**Your objective**
Repeat every record below exactly as it appears.

>> begin Records provided

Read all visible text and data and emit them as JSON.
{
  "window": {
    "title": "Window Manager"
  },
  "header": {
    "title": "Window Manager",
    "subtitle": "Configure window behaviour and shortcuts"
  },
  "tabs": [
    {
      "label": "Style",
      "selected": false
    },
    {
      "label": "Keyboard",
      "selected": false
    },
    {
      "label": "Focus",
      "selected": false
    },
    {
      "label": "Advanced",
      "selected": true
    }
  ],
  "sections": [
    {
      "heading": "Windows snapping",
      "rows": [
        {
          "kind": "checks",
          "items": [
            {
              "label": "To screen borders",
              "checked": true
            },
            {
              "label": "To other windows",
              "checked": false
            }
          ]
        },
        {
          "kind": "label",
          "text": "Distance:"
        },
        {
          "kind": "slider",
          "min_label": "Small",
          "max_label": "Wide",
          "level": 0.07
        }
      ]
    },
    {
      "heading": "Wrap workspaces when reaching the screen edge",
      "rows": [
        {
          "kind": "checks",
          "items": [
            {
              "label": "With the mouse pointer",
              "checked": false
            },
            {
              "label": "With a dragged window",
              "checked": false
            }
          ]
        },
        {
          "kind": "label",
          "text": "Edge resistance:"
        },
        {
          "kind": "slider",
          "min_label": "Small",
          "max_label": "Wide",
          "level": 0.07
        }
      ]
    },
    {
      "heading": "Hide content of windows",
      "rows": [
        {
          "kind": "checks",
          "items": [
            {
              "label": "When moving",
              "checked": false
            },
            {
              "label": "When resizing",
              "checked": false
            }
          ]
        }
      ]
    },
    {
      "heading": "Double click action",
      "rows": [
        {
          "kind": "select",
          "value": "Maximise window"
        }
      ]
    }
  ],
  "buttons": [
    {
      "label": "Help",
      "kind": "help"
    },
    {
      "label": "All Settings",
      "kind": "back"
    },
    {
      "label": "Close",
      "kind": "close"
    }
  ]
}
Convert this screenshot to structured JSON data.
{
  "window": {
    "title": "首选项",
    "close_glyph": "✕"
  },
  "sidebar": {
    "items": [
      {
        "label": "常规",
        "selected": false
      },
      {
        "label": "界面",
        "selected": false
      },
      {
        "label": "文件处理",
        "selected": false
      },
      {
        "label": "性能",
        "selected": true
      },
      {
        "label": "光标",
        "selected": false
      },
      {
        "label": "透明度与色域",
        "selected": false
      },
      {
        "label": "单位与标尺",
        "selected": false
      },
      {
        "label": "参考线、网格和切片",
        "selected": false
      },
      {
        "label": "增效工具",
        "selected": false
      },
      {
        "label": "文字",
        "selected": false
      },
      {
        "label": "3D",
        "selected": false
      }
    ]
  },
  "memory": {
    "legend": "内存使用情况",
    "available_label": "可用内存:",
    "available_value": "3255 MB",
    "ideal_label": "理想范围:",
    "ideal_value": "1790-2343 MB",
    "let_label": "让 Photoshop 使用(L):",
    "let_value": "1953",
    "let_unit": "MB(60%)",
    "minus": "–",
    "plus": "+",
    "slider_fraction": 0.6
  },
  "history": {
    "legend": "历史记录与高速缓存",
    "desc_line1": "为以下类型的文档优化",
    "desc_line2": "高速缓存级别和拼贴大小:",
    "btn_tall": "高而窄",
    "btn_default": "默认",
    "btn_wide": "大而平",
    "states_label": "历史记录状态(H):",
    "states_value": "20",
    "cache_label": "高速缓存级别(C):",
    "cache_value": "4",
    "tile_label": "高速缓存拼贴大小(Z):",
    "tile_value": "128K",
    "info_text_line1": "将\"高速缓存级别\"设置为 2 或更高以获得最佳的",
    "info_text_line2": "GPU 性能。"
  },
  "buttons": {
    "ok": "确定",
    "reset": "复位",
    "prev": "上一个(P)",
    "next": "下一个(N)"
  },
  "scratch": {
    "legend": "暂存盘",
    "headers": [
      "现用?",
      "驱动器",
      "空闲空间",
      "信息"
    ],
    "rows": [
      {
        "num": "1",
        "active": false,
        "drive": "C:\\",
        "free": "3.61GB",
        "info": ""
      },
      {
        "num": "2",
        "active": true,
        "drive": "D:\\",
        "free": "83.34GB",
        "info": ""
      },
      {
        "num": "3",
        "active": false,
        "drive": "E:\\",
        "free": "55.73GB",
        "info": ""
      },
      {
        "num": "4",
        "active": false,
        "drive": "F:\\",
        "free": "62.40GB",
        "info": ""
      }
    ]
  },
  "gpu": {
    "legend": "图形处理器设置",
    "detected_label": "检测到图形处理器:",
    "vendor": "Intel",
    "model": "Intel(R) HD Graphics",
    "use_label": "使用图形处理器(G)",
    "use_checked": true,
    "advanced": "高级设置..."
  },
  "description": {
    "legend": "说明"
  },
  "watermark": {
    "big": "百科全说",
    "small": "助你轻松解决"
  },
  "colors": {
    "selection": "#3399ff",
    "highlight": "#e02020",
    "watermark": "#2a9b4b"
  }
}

>> end Records provided

**Solution to the exercise**
Read all visible text and data and emit them as JSON.
{
  "window": {
    "title": "Window Manager"
  },
  "header": {
    "title": "Window Manager",
    "subtitle": "Configure window behaviour and shortcuts"
  },
  "tabs": [
    {
      "label": "Style",
      "selected": false
    },
    {
      "label": "Keyboard",
      "selected": false
    },
    {
      "label": "Focus",
      "selected": false
    },
    {
      "label": "Advanced",
      "selected": true
    }
  ],
  "sections": [
    {
      "heading": "Windows snapping",
      "rows": [
        {
          "kind": "checks",
          "items": [
            {
              "label": "To screen borders",
              "checked": true
            },
            {
              "label": "To other windows",
              "checked": false
            }
          ]
        },
        {
          "kind": "label",
          "text": "Distance:"
        },
        {
          "kind": "slider",
          "min_label": "Small",
          "max_label": "Wide",
          "level": 0.07
        }
      ]
    },
    {
      "heading": "Wrap workspaces when reaching the screen edge",
      "rows": [
        {
          "kind": "checks",
          "items": [
            {
              "label": "With the mouse pointer",
              "checked": false
            },
            {
              "label": "With a dragged window",
              "checked": false
            }
          ]
        },
        {
          "kind": "label",
          "text": "Edge resistance:"
        },
        {
          "kind": "slider",
          "min_label": "Small",
          "max_label": "Wide",
          "level": 0.07
        }
      ]
    },
    {
      "heading": "Hide content of windows",
      "rows": [
        {
          "kind": "checks",
          "items": [
            {
              "label": "When moving",
              "checked": false
            },
            {
              "label": "When resizing",
              "checked": false
            }
          ]
        }
      ]
    },
    {
      "heading": "Double click action",
      "rows": [
        {
          "kind": "select",
          "value": "Maximise window"
        }
      ]
    }
  ],
  "buttons": [
    {
      "label": "Help",
      "kind": "help"
    },
    {
      "label": "All Settings",
      "kind": "back"
    },
    {
      "label": "Close",
      "kind": "close"
    }
  ]
}
Convert this screenshot to structured JSON data.
{
  "window": {
    "title": "首选项",
    "close_glyph": "✕"
  },
  "sidebar": {
    "items": [
      {
        "label": "常规",
        "selected": false
      },
      {
        "label": "界面",
        "selected": false
      },
      {
        "label": "文件处理",
        "selected": false
      },
      {
        "label": "性能",
        "selected": true
      },
      {
        "label": "光标",
        "selected": false
      },
      {
        "label": "透明度与色域",
        "selected": false
      },
      {
        "label": "单位与标尺",
        "selected": false
      },
      {
        "label": "参考线、网格和切片",
        "selected": false
      },
      {
        "label": "增效工具",
        "selected": false
      },
      {
        "label": "文字",
        "selected": false
      },
      {
        "label": "3D",
        "selected": false
      }
    ]
  },
  "memory": {
    "legend": "内存使用情况",
    "available_label": "可用内存:",
    "available_value": "3255 MB",
    "ideal_label": "理想范围:",
    "ideal_value": "1790-2343 MB",
    "let_label": "让 Photoshop 使用(L):",
    "let_value": "1953",
    "let_unit": "MB(60%)",
    "minus": "–",
    "plus": "+",
    "slider_fraction": 0.6
  },
  "history": {
    "legend": "历史记录与高速缓存",
    "desc_line1": "为以下类型的文档优化",
    "desc_line2": "高速缓存级别和拼贴大小:",
    "btn_tall": "高而窄",
    "btn_default": "默认",
    "btn_wide": "大而平",
    "states_label": "历史记录状态(H):",
    "states_value": "20",
    "cache_label": "高速缓存级别(C):",
    "cache_value": "4",
    "tile_label": "高速缓存拼贴大小(Z):",
    "tile_value": "128K",
    "info_text_line1": "将\"高速缓存级别\"设置为 2 或更高以获得最佳的",
    "info_text_line2": "GPU 性能。"
  },
  "buttons": {
    "ok": "确定",
    "reset": "复位",
    "prev": "上一个(P)",
    "next": "下一个(N)"
  },
  "scratch": {
    "legend": "暂存盘",
    "headers": [
      "现用?",
      "驱动器",
      "空闲空间",
      "信息"
    ],
    "rows": [
      {
        "num": "1",
        "active": false,
        "drive": "C:\\",
        "free": "3.61GB",
        "info": ""
      },
      {
        "num": "2",
        "active": true,
        "drive": "D:\\",
        "free": "83.34GB",
        "info": ""
      },
      {
        "num": "3",
        "active": false,
        "drive": "E:\\",
        "free": "55.73GB",
        "info": ""
      },
      {
        "num": "4",
        "active": false,
        "drive": "F:\\",
        "free": "62.40GB",
        "info": ""
      }
    ]
  },
  "gpu": {
    "legend": "图形处理器设置",
    "detected_label": "检测到图形处理器:",
    "vendor": "Intel",
    "model": "Intel(R) HD Graphics",
    "use_label": "使用图形处理器(G)",
    "use_checked": true,
    "advanced": "高级设置..."
  },
  "description": {
    "legend": "说明"
  },
  "watermark": {
    "big": "百科全说",
    "small": "助你轻松解决"
  },
  "colors": {
    "selection": "#3399ff",
    "highlight": "#e02020",
    "watermark": "#2a9b4b"
  }
}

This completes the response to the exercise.